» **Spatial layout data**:
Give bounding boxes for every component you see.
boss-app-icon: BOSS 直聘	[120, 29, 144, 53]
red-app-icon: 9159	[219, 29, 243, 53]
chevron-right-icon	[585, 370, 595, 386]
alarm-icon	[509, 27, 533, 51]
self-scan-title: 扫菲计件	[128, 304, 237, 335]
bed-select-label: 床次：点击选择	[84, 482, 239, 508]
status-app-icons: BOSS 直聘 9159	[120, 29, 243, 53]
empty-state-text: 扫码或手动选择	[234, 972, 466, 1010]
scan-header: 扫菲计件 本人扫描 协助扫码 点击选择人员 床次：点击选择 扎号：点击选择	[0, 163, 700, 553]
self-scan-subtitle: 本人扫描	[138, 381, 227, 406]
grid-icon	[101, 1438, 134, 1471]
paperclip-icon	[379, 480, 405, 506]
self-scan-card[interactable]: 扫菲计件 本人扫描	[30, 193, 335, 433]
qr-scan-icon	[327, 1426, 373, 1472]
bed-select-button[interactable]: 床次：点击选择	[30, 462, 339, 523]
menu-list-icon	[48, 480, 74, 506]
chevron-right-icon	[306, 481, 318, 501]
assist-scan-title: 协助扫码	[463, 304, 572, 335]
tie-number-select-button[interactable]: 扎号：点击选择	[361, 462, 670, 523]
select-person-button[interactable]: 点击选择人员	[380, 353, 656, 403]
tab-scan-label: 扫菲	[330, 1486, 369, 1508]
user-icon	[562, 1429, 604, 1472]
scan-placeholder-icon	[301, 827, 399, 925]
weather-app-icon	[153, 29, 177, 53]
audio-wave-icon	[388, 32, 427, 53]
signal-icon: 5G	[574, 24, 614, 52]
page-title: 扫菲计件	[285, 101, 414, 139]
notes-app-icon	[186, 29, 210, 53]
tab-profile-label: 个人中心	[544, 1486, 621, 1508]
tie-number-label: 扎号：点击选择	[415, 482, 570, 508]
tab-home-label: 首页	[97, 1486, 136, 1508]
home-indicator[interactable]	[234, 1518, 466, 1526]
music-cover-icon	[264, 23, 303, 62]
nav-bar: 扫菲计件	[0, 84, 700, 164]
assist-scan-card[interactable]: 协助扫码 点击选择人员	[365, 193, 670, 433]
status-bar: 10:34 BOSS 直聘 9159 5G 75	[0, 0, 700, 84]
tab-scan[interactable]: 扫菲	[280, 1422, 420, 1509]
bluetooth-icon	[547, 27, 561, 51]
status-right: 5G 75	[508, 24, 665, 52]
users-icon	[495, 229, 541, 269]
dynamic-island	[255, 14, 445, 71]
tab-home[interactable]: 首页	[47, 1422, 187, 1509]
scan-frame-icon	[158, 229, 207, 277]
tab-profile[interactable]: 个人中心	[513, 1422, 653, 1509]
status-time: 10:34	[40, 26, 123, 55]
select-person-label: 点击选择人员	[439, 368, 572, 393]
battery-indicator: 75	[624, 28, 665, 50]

» **GOAL OF THE EXERCISE**: Could you rewrite the items, putting "arrow-right-icon" wherever "chevron-right-icon" appears and keeping everything else the same?

» **RESULT OF THIS EXERCISE**:
Give bounding boxes for every component you see.
boss-app-icon: BOSS 直聘	[120, 29, 144, 53]
red-app-icon: 9159	[219, 29, 243, 53]
arrow-right-icon	[585, 370, 595, 386]
alarm-icon	[509, 27, 533, 51]
self-scan-title: 扫菲计件	[128, 304, 237, 335]
bed-select-label: 床次：点击选择	[84, 482, 239, 508]
status-app-icons: BOSS 直聘 9159	[120, 29, 243, 53]
empty-state-text: 扫码或手动选择	[234, 972, 466, 1010]
scan-header: 扫菲计件 本人扫描 协助扫码 点击选择人员 床次：点击选择 扎号：点击选择	[0, 163, 700, 553]
self-scan-subtitle: 本人扫描	[138, 381, 227, 406]
grid-icon	[101, 1438, 134, 1471]
paperclip-icon	[379, 480, 405, 506]
self-scan-card[interactable]: 扫菲计件 本人扫描	[30, 193, 335, 433]
qr-scan-icon	[327, 1426, 373, 1472]
bed-select-button[interactable]: 床次：点击选择	[30, 462, 339, 523]
menu-list-icon	[48, 480, 74, 506]
arrow-right-icon	[306, 481, 318, 501]
assist-scan-title: 协助扫码	[463, 304, 572, 335]
tie-number-select-button[interactable]: 扎号：点击选择	[361, 462, 670, 523]
select-person-button[interactable]: 点击选择人员	[380, 353, 656, 403]
tab-scan-label: 扫菲	[330, 1486, 369, 1508]
user-icon	[562, 1429, 604, 1472]
scan-placeholder-icon	[301, 827, 399, 925]
weather-app-icon	[153, 29, 177, 53]
audio-wave-icon	[388, 32, 427, 53]
signal-icon: 5G	[574, 24, 614, 52]
page-title: 扫菲计件	[285, 101, 414, 139]
notes-app-icon	[186, 29, 210, 53]
tab-profile-label: 个人中心	[544, 1486, 621, 1508]
tie-number-label: 扎号：点击选择	[415, 482, 570, 508]
tab-home-label: 首页	[97, 1486, 136, 1508]
home-indicator[interactable]	[234, 1518, 466, 1526]
music-cover-icon	[264, 23, 303, 62]
nav-bar: 扫菲计件	[0, 84, 700, 164]
assist-scan-card[interactable]: 协助扫码 点击选择人员	[365, 193, 670, 433]
status-bar: 10:34 BOSS 直聘 9159 5G 75	[0, 0, 700, 84]
tab-scan[interactable]: 扫菲	[280, 1422, 420, 1509]
bluetooth-icon	[547, 27, 561, 51]
status-right: 5G 75	[508, 24, 665, 52]
users-icon	[495, 229, 541, 269]
dynamic-island	[255, 14, 445, 71]
tab-home[interactable]: 首页	[47, 1422, 187, 1509]
scan-frame-icon	[158, 229, 207, 277]
tab-profile[interactable]: 个人中心	[513, 1422, 653, 1509]
status-time: 10:34	[40, 26, 123, 55]
select-person-label: 点击选择人员	[439, 368, 572, 393]
battery-indicator: 75	[624, 28, 665, 50]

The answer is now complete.